-------- Extracted data

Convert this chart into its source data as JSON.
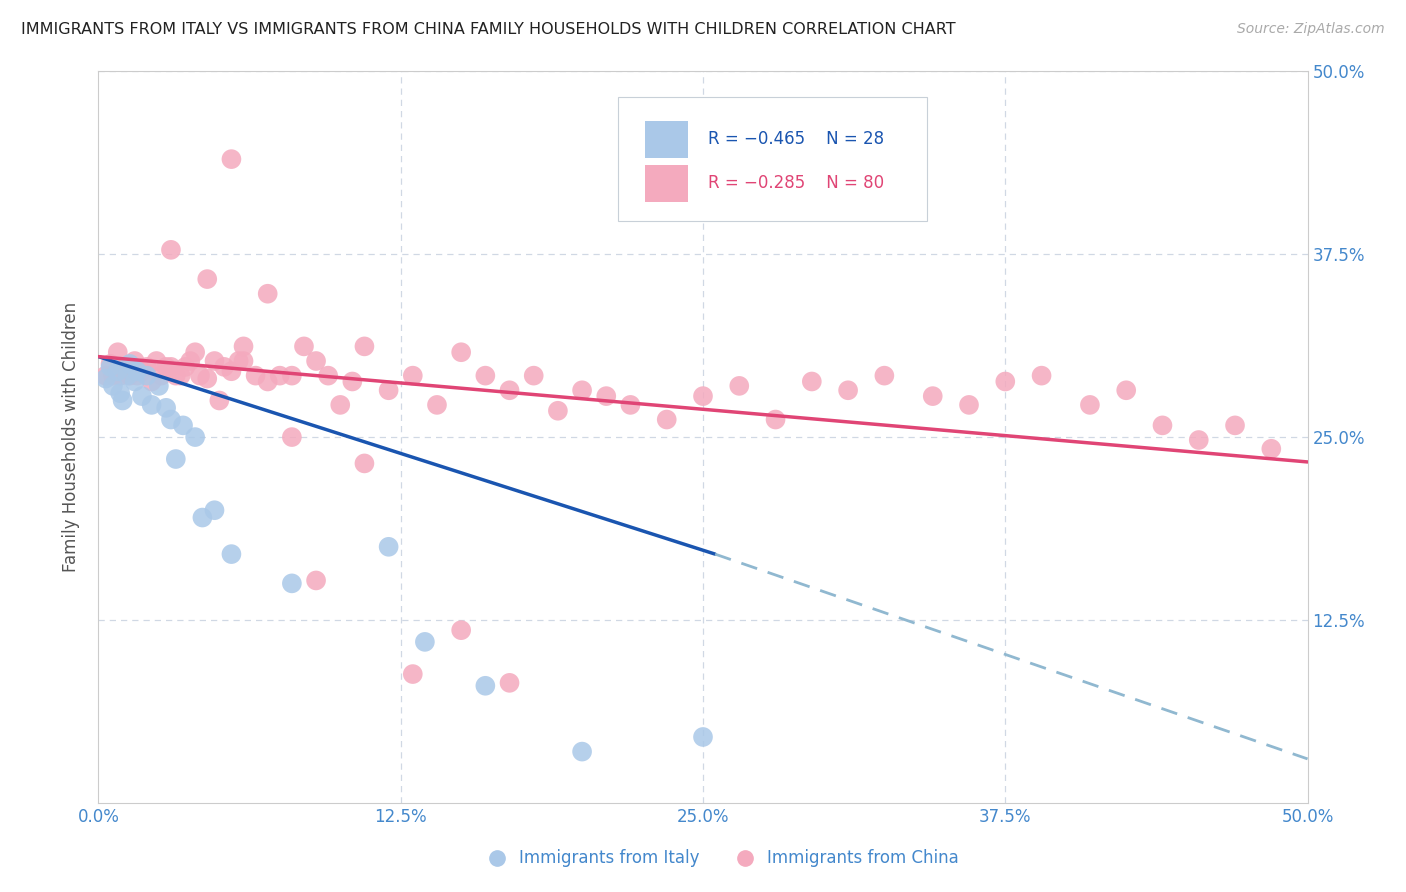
{
  "title": "IMMIGRANTS FROM ITALY VS IMMIGRANTS FROM CHINA FAMILY HOUSEHOLDS WITH CHILDREN CORRELATION CHART",
  "source": "Source: ZipAtlas.com",
  "ylabel": "Family Households with Children",
  "xlim": [
    0.0,
    0.5
  ],
  "ylim": [
    0.0,
    0.5
  ],
  "italy_color": "#aac8e8",
  "china_color": "#f4aabe",
  "italy_line_color": "#1a55b0",
  "china_line_color": "#e04575",
  "dashed_line_color": "#90b8d0",
  "background_color": "#ffffff",
  "grid_color": "#d0d8e4",
  "axis_tick_color": "#4488cc",
  "italy_x": [
    0.003,
    0.005,
    0.006,
    0.008,
    0.009,
    0.01,
    0.012,
    0.013,
    0.015,
    0.016,
    0.018,
    0.02,
    0.022,
    0.025,
    0.028,
    0.03,
    0.032,
    0.035,
    0.04,
    0.043,
    0.048,
    0.055,
    0.08,
    0.12,
    0.135,
    0.16,
    0.2,
    0.25
  ],
  "italy_y": [
    0.29,
    0.298,
    0.285,
    0.295,
    0.28,
    0.275,
    0.292,
    0.3,
    0.288,
    0.295,
    0.278,
    0.292,
    0.272,
    0.285,
    0.27,
    0.262,
    0.235,
    0.258,
    0.25,
    0.195,
    0.2,
    0.17,
    0.15,
    0.175,
    0.11,
    0.08,
    0.035,
    0.045
  ],
  "china_x": [
    0.003,
    0.005,
    0.006,
    0.008,
    0.009,
    0.01,
    0.011,
    0.012,
    0.013,
    0.015,
    0.016,
    0.018,
    0.02,
    0.022,
    0.024,
    0.026,
    0.028,
    0.03,
    0.032,
    0.034,
    0.036,
    0.038,
    0.04,
    0.042,
    0.045,
    0.048,
    0.05,
    0.052,
    0.055,
    0.058,
    0.06,
    0.065,
    0.07,
    0.075,
    0.08,
    0.085,
    0.09,
    0.095,
    0.1,
    0.105,
    0.11,
    0.12,
    0.13,
    0.14,
    0.15,
    0.16,
    0.17,
    0.18,
    0.19,
    0.2,
    0.21,
    0.22,
    0.235,
    0.25,
    0.265,
    0.28,
    0.295,
    0.31,
    0.325,
    0.345,
    0.36,
    0.375,
    0.39,
    0.41,
    0.425,
    0.44,
    0.455,
    0.47,
    0.485,
    0.03,
    0.045,
    0.055,
    0.07,
    0.09,
    0.11,
    0.13,
    0.15,
    0.17,
    0.06,
    0.08
  ],
  "china_y": [
    0.292,
    0.3,
    0.292,
    0.308,
    0.292,
    0.298,
    0.295,
    0.298,
    0.292,
    0.302,
    0.292,
    0.295,
    0.298,
    0.288,
    0.302,
    0.292,
    0.298,
    0.298,
    0.292,
    0.292,
    0.298,
    0.302,
    0.308,
    0.292,
    0.29,
    0.302,
    0.275,
    0.298,
    0.295,
    0.302,
    0.302,
    0.292,
    0.288,
    0.292,
    0.292,
    0.312,
    0.302,
    0.292,
    0.272,
    0.288,
    0.312,
    0.282,
    0.292,
    0.272,
    0.308,
    0.292,
    0.282,
    0.292,
    0.268,
    0.282,
    0.278,
    0.272,
    0.262,
    0.278,
    0.285,
    0.262,
    0.288,
    0.282,
    0.292,
    0.278,
    0.272,
    0.288,
    0.292,
    0.272,
    0.282,
    0.258,
    0.248,
    0.258,
    0.242,
    0.378,
    0.358,
    0.44,
    0.348,
    0.152,
    0.232,
    0.088,
    0.118,
    0.082,
    0.312,
    0.25
  ]
}
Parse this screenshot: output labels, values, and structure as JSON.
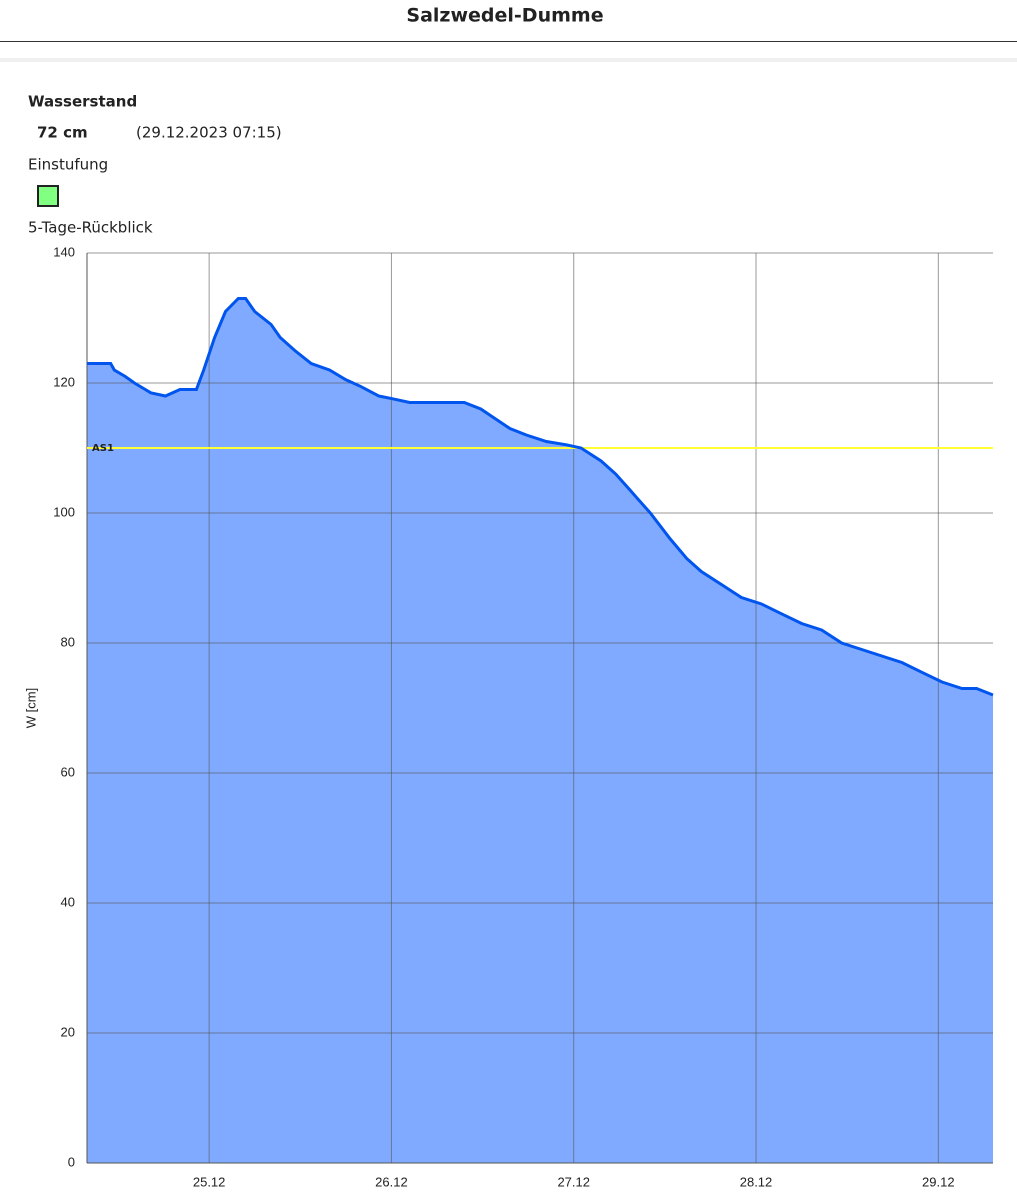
{
  "header": {
    "title": "Salzwedel-Dumme"
  },
  "info": {
    "level_label": "Wasserstand",
    "level_value": "72 cm",
    "timestamp": "(29.12.2023 07:15)",
    "classification_label": "Einstufung",
    "classification_color": "#80ff80",
    "review_label": "5-Tage-Rückblick"
  },
  "chart_data": {
    "type": "area",
    "y_label": "W [cm]",
    "x": [
      24.33,
      24.46,
      24.48,
      24.54,
      24.59,
      24.65,
      24.68,
      24.76,
      24.84,
      24.93,
      24.97,
      25.03,
      25.09,
      25.16,
      25.2,
      25.25,
      25.34,
      25.39,
      25.47,
      25.56,
      25.66,
      25.75,
      25.83,
      25.93,
      26.02,
      26.1,
      26.4,
      26.49,
      26.57,
      26.65,
      26.74,
      26.85,
      26.96,
      27.04,
      27.15,
      27.23,
      27.31,
      27.42,
      27.53,
      27.62,
      27.7,
      27.81,
      27.92,
      28.03,
      28.14,
      28.25,
      28.36,
      28.47,
      28.58,
      28.69,
      28.8,
      28.91,
      29.02,
      29.13,
      29.21,
      29.3
    ],
    "values": [
      123,
      123,
      122,
      121,
      120,
      119,
      118.5,
      118,
      119,
      119,
      122,
      127,
      131,
      133,
      133,
      131,
      129,
      127,
      125,
      123,
      122,
      120.5,
      119.5,
      118,
      117.5,
      117,
      117,
      116,
      114.5,
      113,
      112,
      111,
      110.5,
      110,
      108,
      106,
      103.5,
      100,
      96,
      93,
      91,
      89,
      87,
      86,
      84.5,
      83,
      82,
      80,
      79,
      78,
      77,
      75.5,
      74,
      73,
      73,
      72
    ],
    "color": "#0055ee",
    "fill_color": "#80aaff",
    "xlim": [
      24.33,
      29.3
    ],
    "xticks": [
      {
        "value": 25,
        "label": "25.12"
      },
      {
        "value": 26,
        "label": "26.12"
      },
      {
        "value": 27,
        "label": "27.12"
      },
      {
        "value": 28,
        "label": "28.12"
      },
      {
        "value": 29,
        "label": "29.12"
      }
    ],
    "ylim": [
      0,
      140
    ],
    "yticks": [
      0,
      20,
      40,
      60,
      80,
      100,
      120,
      140
    ],
    "grid": true,
    "threshold": {
      "label": "AS1",
      "value": 110,
      "color": "#ffff33"
    }
  }
}
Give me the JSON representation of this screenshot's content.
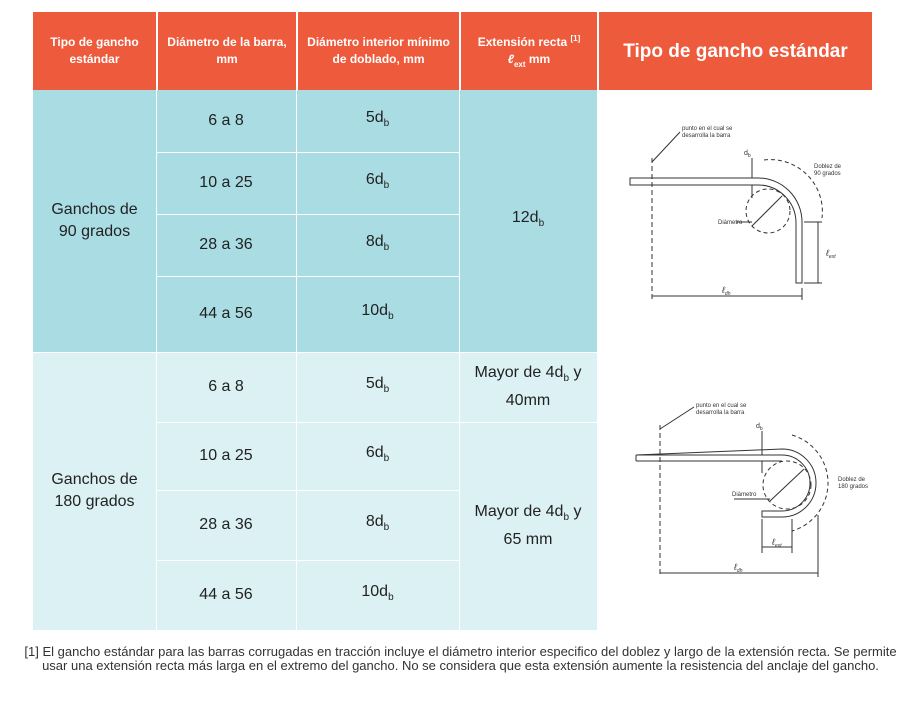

----------------

# Required work:
Exactly reproduce the entries above, minus the pictures.

# Exercise output:
Convert this chart into its source data as JSON.
{
  "title": "IMMIGRANTS FROM ITALY VS IMMIGRANTS FROM CHINA FAMILY HOUSEHOLDS WITH CHILDREN CORRELATION CHART",
  "source": "Source: ZipAtlas.com",
  "ylabel": "Family Households with Children",
  "xlim": [
    0.0,
    0.5
  ],
  "ylim": [
    0.0,
    0.5
  ],
  "italy_color": "#aac8e8",
  "china_color": "#f4aabe",
  "italy_line_color": "#1a55b0",
  "china_line_color": "#e04575",
  "dashed_line_color": "#90b8d0",
  "background_color": "#ffffff",
  "grid_color": "#d0d8e4",
  "axis_tick_color": "#4488cc",
  "italy_x": [
    0.003,
    0.005,
    0.006,
    0.008,
    0.009,
    0.01,
    0.012,
    0.013,
    0.015,
    0.016,
    0.018,
    0.02,
    0.022,
    0.025,
    0.028,
    0.03,
    0.032,
    0.035,
    0.04,
    0.043,
    0.048,
    0.055,
    0.08,
    0.12,
    0.135,
    0.16,
    0.2,
    0.25
  ],
  "italy_y": [
    0.29,
    0.298,
    0.285,
    0.295,
    0.28,
    0.275,
    0.292,
    0.3,
    0.288,
    0.295,
    0.278,
    0.292,
    0.272,
    0.285,
    0.27,
    0.262,
    0.235,
    0.258,
    0.25,
    0.195,
    0.2,
    0.17,
    0.15,
    0.175,
    0.11,
    0.08,
    0.035,
    0.045
  ],
  "china_x": [
    0.003,
    0.005,
    0.006,
    0.008,
    0.009,
    0.01,
    0.011,
    0.012,
    0.013,
    0.015,
    0.016,
    0.018,
    0.02,
    0.022,
    0.024,
    0.026,
    0.028,
    0.03,
    0.032,
    0.034,
    0.036,
    0.038,
    0.04,
    0.042,
    0.045,
    0.048,
    0.05,
    0.052,
    0.055,
    0.058,
    0.06,
    0.065,
    0.07,
    0.075,
    0.08,
    0.085,
    0.09,
    0.095,
    0.1,
    0.105,
    0.11,
    0.12,
    0.13,
    0.14,
    0.15,
    0.16,
    0.17,
    0.18,
    0.19,
    0.2,
    0.21,
    0.22,
    0.235,
    0.25,
    0.265,
    0.28,
    0.295,
    0.31,
    0.325,
    0.345,
    0.36,
    0.375,
    0.39,
    0.41,
    0.425,
    0.44,
    0.455,
    0.47,
    0.485,
    0.03,
    0.045,
    0.055,
    0.07,
    0.09,
    0.11,
    0.13,
    0.15,
    0.17,
    0.06,
    0.08
  ],
  "china_y": [
    0.292,
    0.3,
    0.292,
    0.308,
    0.292,
    0.298,
    0.295,
    0.298,
    0.292,
    0.302,
    0.292,
    0.295,
    0.298,
    0.288,
    0.302,
    0.292,
    0.298,
    0.298,
    0.292,
    0.292,
    0.298,
    0.302,
    0.308,
    0.292,
    0.29,
    0.302,
    0.275,
    0.298,
    0.295,
    0.302,
    0.302,
    0.292,
    0.288,
    0.292,
    0.292,
    0.312,
    0.302,
    0.292,
    0.272,
    0.288,
    0.312,
    0.282,
    0.292,
    0.272,
    0.308,
    0.292,
    0.282,
    0.292,
    0.268,
    0.282,
    0.278,
    0.272,
    0.262,
    0.278,
    0.285,
    0.262,
    0.288,
    0.282,
    0.292,
    0.278,
    0.272,
    0.288,
    0.292,
    0.272,
    0.282,
    0.258,
    0.248,
    0.258,
    0.242,
    0.378,
    0.358,
    0.44,
    0.348,
    0.152,
    0.232,
    0.088,
    0.118,
    0.082,
    0.312,
    0.25
  ]
}
Parse this screenshot: output labels, values, and structure as JSON.
{
  "header": {
    "title": "Salzwedel-Dumme"
  },
  "info": {
    "level_label": "Wasserstand",
    "level_value": "72 cm",
    "timestamp": "(29.12.2023 07:15)",
    "classification_label": "Einstufung",
    "classification_color": "#80ff80",
    "review_label": "5-Tage-Rückblick"
  },
  "chart_data": {
    "type": "area",
    "y_label": "W [cm]",
    "x": [
      24.33,
      24.46,
      24.48,
      24.54,
      24.59,
      24.65,
      24.68,
      24.76,
      24.84,
      24.93,
      24.97,
      25.03,
      25.09,
      25.16,
      25.2,
      25.25,
      25.34,
      25.39,
      25.47,
      25.56,
      25.66,
      25.75,
      25.83,
      25.93,
      26.02,
      26.1,
      26.4,
      26.49,
      26.57,
      26.65,
      26.74,
      26.85,
      26.96,
      27.04,
      27.15,
      27.23,
      27.31,
      27.42,
      27.53,
      27.62,
      27.7,
      27.81,
      27.92,
      28.03,
      28.14,
      28.25,
      28.36,
      28.47,
      28.58,
      28.69,
      28.8,
      28.91,
      29.02,
      29.13,
      29.21,
      29.3
    ],
    "values": [
      123,
      123,
      122,
      121,
      120,
      119,
      118.5,
      118,
      119,
      119,
      122,
      127,
      131,
      133,
      133,
      131,
      129,
      127,
      125,
      123,
      122,
      120.5,
      119.5,
      118,
      117.5,
      117,
      117,
      116,
      114.5,
      113,
      112,
      111,
      110.5,
      110,
      108,
      106,
      103.5,
      100,
      96,
      93,
      91,
      89,
      87,
      86,
      84.5,
      83,
      82,
      80,
      79,
      78,
      77,
      75.5,
      74,
      73,
      73,
      72
    ],
    "color": "#0055ee",
    "fill_color": "#80aaff",
    "xlim": [
      24.33,
      29.3
    ],
    "xticks": [
      {
        "value": 25,
        "label": "25.12"
      },
      {
        "value": 26,
        "label": "26.12"
      },
      {
        "value": 27,
        "label": "27.12"
      },
      {
        "value": 28,
        "label": "28.12"
      },
      {
        "value": 29,
        "label": "29.12"
      }
    ],
    "ylim": [
      0,
      140
    ],
    "yticks": [
      0,
      20,
      40,
      60,
      80,
      100,
      120,
      140
    ],
    "grid": true,
    "threshold": {
      "label": "AS1",
      "value": 110,
      "color": "#ffff33"
    }
  }
}
Give me the JSON representation of this screenshot's content.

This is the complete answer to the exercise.